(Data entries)
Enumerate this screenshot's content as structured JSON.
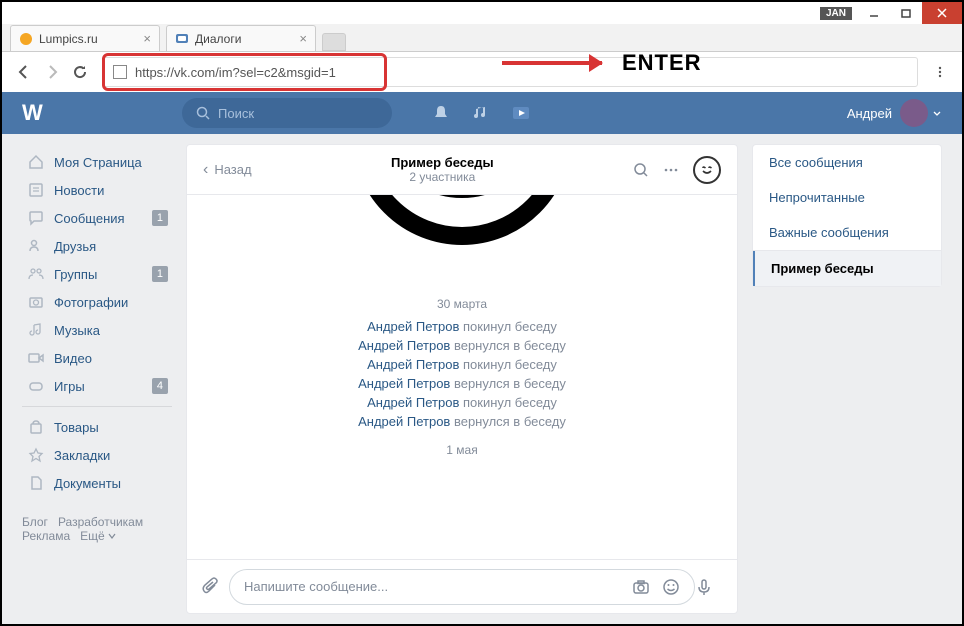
{
  "window": {
    "jan_badge": "JAN"
  },
  "tabs": [
    {
      "title": "Lumpics.ru"
    },
    {
      "title": "Диалоги"
    }
  ],
  "url": "https://vk.com/im?sel=c2&msgid=1",
  "annotation": "ENTER",
  "vk": {
    "search_placeholder": "Поиск",
    "user_name": "Андрей"
  },
  "sidebar": {
    "items": [
      {
        "icon": "home",
        "label": "Моя Страница"
      },
      {
        "icon": "feed",
        "label": "Новости"
      },
      {
        "icon": "msg",
        "label": "Сообщения",
        "badge": "1"
      },
      {
        "icon": "friends",
        "label": "Друзья"
      },
      {
        "icon": "groups",
        "label": "Группы",
        "badge": "1"
      },
      {
        "icon": "photos",
        "label": "Фотографии"
      },
      {
        "icon": "music",
        "label": "Музыка"
      },
      {
        "icon": "video",
        "label": "Видео"
      },
      {
        "icon": "games",
        "label": "Игры",
        "badge": "4"
      }
    ],
    "items2": [
      {
        "icon": "market",
        "label": "Товары"
      },
      {
        "icon": "bookmark",
        "label": "Закладки"
      },
      {
        "icon": "docs",
        "label": "Документы"
      }
    ],
    "footer": {
      "blog": "Блог",
      "dev": "Разработчикам",
      "ads": "Реклама",
      "more": "Ещё"
    }
  },
  "chat": {
    "back": "Назад",
    "title": "Пример беседы",
    "subtitle": "2 участника",
    "date1": "30 марта",
    "messages": [
      {
        "user": "Андрей Петров",
        "action": "покинул беседу"
      },
      {
        "user": "Андрей Петров",
        "action": "вернулся в беседу"
      },
      {
        "user": "Андрей Петров",
        "action": "покинул беседу"
      },
      {
        "user": "Андрей Петров",
        "action": "вернулся в беседу"
      },
      {
        "user": "Андрей Петров",
        "action": "покинул беседу"
      },
      {
        "user": "Андрей Петров",
        "action": "вернулся в беседу"
      }
    ],
    "date2": "1 мая",
    "input_placeholder": "Напишите сообщение..."
  },
  "filters": {
    "all": "Все сообщения",
    "unread": "Непрочитанные",
    "important": "Важные сообщения",
    "active": "Пример беседы"
  }
}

**TASK OBJECTIVE**
Where a line contains the string "Пример", extract that line.

**RESULT FOR THIS EXERCISE**
    "title": "Пример беседы",
    "active": "Пример беседы"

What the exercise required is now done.